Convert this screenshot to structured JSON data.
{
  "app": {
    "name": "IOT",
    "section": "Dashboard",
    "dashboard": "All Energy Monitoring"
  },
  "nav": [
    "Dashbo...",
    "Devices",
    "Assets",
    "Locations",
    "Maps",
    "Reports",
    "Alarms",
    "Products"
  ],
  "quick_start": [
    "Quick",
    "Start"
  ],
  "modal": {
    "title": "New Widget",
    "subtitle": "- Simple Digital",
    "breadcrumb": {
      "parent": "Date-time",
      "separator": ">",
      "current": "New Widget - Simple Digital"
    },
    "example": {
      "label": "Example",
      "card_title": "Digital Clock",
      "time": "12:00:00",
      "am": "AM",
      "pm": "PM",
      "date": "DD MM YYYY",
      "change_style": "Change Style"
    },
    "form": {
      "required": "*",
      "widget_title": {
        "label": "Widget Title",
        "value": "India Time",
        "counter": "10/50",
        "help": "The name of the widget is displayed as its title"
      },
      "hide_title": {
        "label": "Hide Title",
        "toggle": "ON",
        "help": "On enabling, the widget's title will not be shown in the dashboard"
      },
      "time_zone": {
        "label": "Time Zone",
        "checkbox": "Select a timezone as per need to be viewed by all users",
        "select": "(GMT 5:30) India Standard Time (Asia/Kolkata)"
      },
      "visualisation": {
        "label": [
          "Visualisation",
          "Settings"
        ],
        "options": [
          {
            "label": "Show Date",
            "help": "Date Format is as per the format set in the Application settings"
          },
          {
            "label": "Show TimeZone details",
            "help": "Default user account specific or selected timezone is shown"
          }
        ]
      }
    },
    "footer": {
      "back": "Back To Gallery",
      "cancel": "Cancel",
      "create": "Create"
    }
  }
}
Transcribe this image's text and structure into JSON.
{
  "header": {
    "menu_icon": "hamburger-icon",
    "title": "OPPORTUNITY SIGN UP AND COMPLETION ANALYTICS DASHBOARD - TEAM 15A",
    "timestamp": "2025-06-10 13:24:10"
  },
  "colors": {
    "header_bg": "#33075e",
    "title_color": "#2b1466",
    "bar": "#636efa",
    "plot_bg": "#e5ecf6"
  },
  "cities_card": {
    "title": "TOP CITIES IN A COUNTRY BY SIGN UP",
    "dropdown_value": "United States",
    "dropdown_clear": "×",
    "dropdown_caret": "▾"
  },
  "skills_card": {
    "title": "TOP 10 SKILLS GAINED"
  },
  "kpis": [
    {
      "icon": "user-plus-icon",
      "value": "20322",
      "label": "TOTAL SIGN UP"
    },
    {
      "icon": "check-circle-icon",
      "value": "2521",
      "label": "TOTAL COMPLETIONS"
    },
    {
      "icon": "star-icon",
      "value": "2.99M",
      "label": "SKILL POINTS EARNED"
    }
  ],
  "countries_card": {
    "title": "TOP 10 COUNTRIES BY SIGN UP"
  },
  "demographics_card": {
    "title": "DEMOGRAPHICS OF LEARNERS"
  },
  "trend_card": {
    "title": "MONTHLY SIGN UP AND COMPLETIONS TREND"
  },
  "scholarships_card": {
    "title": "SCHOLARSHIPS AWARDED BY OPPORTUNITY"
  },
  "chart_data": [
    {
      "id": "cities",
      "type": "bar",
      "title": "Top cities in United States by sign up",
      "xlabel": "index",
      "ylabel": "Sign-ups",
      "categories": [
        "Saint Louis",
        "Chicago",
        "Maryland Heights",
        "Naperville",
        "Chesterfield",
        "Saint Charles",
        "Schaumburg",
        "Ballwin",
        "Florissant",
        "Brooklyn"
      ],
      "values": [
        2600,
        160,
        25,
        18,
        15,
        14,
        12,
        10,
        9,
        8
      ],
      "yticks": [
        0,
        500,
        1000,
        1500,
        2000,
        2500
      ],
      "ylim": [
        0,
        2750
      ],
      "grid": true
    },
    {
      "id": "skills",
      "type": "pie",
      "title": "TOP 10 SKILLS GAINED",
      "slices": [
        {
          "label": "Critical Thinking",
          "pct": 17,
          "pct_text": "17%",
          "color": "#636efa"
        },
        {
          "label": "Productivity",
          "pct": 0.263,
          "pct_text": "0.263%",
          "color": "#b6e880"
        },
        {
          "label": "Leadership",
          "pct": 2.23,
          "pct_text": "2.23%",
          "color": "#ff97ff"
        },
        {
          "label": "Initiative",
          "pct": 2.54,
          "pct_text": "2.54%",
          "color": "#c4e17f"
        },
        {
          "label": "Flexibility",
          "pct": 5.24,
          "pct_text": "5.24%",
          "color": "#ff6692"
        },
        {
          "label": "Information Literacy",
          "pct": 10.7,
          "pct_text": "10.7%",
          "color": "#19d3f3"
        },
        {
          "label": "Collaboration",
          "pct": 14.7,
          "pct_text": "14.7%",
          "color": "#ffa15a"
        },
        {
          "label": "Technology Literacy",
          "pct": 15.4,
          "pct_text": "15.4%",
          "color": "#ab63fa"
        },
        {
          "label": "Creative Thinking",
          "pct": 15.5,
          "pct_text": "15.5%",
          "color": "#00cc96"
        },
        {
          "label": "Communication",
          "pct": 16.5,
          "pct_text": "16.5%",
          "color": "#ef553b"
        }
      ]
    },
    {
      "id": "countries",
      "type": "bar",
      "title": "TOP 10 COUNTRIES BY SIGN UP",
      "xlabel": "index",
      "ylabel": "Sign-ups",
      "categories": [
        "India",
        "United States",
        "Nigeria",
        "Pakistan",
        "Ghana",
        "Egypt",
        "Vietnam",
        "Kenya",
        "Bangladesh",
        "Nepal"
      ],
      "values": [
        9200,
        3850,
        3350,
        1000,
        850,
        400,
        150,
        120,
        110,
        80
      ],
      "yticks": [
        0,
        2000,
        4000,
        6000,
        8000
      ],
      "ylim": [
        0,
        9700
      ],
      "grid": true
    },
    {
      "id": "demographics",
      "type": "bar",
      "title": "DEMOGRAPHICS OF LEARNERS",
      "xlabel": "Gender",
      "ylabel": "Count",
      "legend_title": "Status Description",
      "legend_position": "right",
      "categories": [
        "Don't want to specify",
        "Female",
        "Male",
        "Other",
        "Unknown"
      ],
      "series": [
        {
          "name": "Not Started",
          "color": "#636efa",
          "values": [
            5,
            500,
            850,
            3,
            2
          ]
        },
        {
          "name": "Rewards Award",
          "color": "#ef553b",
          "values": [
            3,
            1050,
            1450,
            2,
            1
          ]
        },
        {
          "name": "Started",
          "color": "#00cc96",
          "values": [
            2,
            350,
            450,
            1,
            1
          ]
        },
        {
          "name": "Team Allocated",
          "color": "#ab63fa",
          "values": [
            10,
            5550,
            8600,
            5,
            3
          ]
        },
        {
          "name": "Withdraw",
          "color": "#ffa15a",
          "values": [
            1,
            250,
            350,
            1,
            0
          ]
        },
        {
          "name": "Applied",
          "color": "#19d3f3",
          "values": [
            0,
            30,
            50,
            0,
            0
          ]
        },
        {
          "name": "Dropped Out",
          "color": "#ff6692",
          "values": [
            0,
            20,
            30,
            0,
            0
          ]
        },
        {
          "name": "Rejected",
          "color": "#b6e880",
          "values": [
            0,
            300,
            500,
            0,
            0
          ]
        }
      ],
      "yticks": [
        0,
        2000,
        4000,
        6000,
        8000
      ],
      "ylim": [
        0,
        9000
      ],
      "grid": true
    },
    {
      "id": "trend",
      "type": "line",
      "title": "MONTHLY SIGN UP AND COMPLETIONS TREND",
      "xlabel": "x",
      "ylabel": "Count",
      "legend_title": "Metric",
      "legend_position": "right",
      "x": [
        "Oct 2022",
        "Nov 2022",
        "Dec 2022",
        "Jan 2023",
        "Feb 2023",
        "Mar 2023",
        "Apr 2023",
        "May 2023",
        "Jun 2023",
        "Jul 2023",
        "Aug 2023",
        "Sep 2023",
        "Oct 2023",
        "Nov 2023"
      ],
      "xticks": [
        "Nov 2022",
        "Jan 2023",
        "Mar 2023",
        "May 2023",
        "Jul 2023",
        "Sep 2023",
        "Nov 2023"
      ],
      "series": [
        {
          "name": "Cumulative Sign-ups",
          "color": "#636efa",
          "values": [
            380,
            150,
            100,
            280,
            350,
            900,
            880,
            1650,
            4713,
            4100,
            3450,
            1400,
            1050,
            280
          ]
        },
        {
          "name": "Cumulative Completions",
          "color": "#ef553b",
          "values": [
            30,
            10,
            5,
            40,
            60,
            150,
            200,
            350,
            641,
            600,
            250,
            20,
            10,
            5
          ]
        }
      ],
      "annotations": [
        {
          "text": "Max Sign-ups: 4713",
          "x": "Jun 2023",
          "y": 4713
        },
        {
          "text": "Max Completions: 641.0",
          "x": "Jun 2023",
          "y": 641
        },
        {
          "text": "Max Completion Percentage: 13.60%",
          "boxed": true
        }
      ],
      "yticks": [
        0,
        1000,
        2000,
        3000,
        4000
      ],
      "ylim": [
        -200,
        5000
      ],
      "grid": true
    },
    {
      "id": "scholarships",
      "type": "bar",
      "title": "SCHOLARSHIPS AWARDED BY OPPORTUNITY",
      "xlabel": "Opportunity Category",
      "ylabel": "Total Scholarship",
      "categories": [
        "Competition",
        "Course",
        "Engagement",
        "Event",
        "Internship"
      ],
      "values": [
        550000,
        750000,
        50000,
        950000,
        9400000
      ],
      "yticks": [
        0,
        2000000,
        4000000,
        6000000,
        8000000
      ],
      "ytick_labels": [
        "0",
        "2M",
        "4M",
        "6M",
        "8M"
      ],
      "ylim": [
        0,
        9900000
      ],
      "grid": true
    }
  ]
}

————

* TASK INSTRUCTIONS
Look above for every line with the word "United" and copy it.

* COMPLETE RESPONSE
    "dropdown_value": "United States",
      "title": "Top cities in United States by sign up",
        "United States",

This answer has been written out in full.